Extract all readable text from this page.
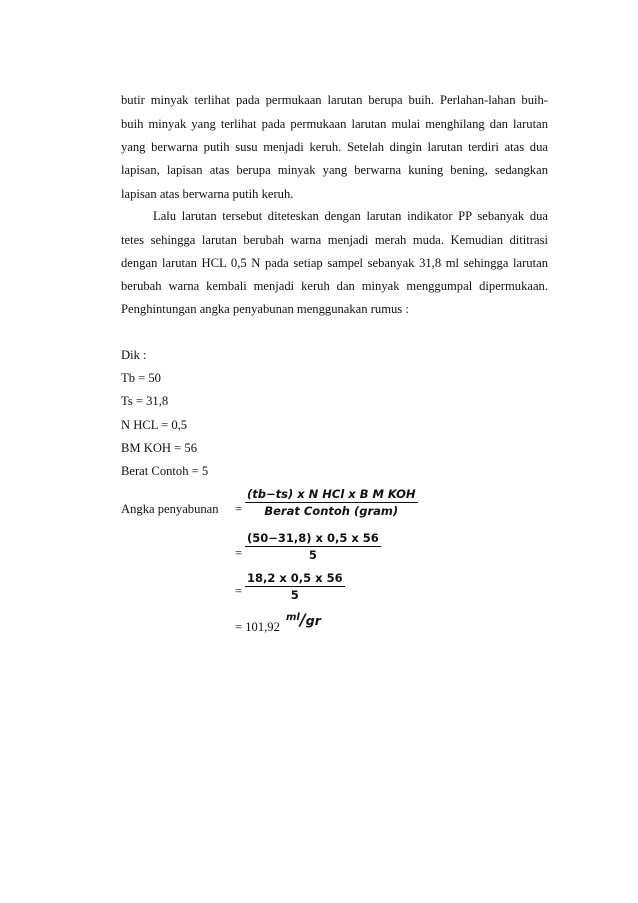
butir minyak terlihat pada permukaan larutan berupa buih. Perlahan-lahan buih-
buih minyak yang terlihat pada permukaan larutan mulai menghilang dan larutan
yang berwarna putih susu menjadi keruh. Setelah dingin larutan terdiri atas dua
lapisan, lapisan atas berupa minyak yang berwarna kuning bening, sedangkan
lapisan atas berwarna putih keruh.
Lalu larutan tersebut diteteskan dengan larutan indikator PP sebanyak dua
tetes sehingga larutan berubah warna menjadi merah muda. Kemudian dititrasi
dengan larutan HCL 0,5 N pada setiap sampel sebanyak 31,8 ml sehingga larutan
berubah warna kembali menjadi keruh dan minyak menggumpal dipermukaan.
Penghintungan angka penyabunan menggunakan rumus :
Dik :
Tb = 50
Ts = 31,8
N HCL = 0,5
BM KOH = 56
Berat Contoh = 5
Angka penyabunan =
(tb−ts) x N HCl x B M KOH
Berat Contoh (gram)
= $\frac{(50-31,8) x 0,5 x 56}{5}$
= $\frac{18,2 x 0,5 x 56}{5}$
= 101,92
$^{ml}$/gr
++++++++++++++++++++
Problem to work on:
Collect every line with the string "berwarna" from the records, and copy each.

Solved problem:
yang berwarna putih susu menjadi keruh. Setelah dingin larutan terdiri atas dua
lapisan, lapisan atas berupa minyak yang berwarna kuning bening, sedangkan
lapisan atas berwarna putih keruh.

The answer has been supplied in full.